• SET PROBLEM: Answer with one number: how many lines hold "record".

• EXERCISE DATA:
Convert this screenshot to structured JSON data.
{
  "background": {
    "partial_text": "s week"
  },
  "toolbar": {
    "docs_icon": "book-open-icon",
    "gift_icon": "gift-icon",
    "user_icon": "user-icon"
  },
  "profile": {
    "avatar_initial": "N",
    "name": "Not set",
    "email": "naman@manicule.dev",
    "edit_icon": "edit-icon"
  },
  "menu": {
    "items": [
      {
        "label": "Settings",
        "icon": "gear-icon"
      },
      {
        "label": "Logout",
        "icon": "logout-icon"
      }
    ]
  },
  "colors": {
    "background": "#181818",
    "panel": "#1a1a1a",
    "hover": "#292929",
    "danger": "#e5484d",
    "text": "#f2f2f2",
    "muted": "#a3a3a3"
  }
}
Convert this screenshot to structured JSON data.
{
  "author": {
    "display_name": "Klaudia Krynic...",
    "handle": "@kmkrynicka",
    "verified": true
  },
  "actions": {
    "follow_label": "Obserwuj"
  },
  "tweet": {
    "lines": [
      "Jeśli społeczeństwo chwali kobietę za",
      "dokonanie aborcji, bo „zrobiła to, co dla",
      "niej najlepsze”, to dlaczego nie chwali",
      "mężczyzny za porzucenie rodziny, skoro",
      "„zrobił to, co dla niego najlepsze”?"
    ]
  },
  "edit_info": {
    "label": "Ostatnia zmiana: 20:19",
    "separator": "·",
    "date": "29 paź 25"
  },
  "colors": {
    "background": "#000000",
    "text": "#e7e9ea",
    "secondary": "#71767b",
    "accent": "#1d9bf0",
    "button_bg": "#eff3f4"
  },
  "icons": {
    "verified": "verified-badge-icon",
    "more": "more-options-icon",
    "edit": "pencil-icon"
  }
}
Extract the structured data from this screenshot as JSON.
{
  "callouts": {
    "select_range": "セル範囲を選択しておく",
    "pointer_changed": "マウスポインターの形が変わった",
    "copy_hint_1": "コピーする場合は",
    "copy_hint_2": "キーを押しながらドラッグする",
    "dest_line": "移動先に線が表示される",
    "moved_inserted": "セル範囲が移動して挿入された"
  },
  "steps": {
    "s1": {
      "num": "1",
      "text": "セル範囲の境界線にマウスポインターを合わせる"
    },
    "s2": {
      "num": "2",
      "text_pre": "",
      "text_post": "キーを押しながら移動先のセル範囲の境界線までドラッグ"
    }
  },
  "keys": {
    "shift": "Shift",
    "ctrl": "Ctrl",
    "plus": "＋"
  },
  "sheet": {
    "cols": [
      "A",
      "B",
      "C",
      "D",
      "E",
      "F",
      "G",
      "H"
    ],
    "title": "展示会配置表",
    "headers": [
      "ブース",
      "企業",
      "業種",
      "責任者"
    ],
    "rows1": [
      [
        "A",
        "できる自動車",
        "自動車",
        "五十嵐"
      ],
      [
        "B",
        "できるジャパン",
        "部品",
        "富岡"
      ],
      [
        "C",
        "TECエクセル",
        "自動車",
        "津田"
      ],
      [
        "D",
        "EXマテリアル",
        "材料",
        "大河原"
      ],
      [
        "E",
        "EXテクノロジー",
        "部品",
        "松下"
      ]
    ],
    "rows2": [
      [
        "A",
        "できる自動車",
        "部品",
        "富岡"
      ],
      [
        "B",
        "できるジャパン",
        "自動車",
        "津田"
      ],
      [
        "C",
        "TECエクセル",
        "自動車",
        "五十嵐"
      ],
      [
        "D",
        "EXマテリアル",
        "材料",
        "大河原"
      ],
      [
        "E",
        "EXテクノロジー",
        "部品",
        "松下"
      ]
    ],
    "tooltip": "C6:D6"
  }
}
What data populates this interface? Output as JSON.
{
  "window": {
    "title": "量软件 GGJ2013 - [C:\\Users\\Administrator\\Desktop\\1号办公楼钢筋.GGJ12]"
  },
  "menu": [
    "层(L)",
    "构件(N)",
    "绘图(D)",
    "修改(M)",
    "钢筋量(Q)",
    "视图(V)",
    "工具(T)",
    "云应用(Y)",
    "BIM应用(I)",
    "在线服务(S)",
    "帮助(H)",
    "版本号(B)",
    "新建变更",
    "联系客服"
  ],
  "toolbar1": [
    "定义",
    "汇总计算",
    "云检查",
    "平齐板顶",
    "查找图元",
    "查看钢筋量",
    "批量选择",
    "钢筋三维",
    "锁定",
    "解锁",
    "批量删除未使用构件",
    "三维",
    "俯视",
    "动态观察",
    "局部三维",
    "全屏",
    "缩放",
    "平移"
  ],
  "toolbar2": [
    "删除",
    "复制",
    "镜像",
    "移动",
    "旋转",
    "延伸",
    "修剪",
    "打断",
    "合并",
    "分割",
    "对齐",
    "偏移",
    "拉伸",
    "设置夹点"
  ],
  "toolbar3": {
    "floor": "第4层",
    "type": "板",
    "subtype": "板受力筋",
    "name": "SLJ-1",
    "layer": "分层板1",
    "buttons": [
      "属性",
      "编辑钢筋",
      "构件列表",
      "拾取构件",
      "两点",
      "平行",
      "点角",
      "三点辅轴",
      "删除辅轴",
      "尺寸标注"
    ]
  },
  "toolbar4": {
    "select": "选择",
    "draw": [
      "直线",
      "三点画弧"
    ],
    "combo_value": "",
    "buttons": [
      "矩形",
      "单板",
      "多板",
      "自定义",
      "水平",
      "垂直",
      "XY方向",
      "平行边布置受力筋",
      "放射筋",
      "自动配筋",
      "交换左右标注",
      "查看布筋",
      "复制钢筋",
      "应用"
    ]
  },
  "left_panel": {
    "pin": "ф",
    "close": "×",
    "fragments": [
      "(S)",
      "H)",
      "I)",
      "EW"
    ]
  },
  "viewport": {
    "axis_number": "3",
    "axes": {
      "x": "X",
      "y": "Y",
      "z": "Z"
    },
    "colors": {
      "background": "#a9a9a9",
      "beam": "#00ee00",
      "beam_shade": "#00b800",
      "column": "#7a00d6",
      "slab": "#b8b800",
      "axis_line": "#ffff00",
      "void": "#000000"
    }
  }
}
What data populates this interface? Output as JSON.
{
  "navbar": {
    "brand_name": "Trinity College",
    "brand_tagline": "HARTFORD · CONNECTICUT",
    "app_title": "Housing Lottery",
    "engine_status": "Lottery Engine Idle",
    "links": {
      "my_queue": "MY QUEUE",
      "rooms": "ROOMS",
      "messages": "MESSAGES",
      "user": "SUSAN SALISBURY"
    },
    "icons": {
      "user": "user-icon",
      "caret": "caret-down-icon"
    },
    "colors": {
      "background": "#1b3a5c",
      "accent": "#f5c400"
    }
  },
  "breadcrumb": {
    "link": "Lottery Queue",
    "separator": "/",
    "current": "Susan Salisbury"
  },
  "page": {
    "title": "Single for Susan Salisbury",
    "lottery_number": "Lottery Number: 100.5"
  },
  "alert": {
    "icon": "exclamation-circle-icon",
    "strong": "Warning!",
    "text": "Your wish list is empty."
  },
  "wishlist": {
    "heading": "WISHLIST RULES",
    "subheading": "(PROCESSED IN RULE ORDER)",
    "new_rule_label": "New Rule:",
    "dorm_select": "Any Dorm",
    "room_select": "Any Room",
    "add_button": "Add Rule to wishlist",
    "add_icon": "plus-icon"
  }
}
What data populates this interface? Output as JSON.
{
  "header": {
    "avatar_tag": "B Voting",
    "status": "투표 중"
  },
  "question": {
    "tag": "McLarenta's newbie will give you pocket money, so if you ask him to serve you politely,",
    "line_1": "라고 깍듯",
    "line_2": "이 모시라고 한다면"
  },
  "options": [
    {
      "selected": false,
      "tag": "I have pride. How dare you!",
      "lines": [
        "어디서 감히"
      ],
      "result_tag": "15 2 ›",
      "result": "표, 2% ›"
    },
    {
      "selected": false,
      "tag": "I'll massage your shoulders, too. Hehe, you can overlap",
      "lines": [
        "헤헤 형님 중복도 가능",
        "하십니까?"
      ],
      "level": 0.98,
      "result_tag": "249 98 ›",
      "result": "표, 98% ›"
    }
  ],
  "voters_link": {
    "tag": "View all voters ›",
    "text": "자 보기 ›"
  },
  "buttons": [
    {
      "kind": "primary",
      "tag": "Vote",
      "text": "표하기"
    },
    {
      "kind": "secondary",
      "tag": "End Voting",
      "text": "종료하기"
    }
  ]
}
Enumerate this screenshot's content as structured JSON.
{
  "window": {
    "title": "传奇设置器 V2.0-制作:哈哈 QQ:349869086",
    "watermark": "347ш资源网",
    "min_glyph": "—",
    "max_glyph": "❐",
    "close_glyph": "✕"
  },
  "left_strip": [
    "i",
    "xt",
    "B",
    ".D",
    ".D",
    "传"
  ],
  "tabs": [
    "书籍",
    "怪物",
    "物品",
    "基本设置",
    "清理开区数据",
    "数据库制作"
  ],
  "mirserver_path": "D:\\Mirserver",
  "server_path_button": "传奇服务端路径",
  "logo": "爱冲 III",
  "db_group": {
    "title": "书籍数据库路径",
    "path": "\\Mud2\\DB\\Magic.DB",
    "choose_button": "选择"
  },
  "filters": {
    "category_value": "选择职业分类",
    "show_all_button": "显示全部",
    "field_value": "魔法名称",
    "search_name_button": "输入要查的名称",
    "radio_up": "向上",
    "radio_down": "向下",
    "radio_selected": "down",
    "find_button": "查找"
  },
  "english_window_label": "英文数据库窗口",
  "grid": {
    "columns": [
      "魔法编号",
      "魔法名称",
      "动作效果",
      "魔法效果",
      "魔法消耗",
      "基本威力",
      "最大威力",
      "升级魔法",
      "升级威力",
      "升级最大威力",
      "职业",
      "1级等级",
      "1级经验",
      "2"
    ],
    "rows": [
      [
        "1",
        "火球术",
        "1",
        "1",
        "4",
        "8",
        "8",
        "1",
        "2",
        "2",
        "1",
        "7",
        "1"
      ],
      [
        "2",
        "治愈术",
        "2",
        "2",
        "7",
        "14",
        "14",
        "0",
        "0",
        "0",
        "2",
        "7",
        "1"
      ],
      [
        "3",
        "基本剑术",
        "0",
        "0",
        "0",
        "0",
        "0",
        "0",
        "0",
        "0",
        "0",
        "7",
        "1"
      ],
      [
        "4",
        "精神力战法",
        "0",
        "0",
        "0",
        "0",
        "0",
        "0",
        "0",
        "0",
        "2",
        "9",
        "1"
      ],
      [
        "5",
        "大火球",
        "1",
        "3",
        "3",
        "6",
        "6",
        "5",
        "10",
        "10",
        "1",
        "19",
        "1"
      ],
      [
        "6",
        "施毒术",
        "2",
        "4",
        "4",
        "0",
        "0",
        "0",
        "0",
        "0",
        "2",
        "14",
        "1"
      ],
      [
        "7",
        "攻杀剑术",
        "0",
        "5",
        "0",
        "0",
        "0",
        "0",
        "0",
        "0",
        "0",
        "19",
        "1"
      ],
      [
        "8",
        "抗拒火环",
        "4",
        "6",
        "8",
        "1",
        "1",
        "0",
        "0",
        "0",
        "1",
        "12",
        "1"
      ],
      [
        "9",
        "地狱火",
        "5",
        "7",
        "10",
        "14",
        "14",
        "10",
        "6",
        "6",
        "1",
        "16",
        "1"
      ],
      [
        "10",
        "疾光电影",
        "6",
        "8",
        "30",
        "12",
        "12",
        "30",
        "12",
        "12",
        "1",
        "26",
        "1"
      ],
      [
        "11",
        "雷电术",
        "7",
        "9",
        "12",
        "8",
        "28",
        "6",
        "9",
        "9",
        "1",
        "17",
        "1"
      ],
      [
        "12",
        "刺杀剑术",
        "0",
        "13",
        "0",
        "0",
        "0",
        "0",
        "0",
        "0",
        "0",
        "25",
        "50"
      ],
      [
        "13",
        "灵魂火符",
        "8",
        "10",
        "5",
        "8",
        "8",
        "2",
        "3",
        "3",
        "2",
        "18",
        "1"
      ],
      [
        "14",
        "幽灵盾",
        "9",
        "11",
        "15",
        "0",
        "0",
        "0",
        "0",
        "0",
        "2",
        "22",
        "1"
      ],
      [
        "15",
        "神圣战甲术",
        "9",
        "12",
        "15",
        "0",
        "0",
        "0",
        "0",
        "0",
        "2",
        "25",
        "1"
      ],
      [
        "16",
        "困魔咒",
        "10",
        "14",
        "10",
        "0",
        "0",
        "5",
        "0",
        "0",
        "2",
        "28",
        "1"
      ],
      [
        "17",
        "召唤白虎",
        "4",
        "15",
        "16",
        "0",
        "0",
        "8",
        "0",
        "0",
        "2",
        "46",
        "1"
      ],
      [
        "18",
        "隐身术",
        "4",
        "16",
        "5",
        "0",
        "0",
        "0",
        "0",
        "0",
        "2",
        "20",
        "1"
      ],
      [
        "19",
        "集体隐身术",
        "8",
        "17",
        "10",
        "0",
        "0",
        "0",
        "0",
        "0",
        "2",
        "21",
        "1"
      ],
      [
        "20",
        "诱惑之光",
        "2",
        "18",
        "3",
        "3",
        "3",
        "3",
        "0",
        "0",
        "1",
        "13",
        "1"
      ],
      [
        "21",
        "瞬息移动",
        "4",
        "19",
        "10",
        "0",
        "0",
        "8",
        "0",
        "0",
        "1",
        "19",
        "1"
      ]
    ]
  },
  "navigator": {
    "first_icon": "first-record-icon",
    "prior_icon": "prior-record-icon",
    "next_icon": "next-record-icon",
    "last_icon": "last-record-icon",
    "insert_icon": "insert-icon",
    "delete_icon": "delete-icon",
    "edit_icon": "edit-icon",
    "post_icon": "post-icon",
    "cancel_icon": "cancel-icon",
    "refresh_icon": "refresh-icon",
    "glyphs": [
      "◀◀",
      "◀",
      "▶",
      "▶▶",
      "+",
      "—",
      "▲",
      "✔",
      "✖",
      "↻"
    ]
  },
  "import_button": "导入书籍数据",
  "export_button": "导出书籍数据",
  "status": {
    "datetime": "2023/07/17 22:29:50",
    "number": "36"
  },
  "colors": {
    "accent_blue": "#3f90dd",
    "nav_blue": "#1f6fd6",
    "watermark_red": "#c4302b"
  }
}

• ANSWER BELOW: 4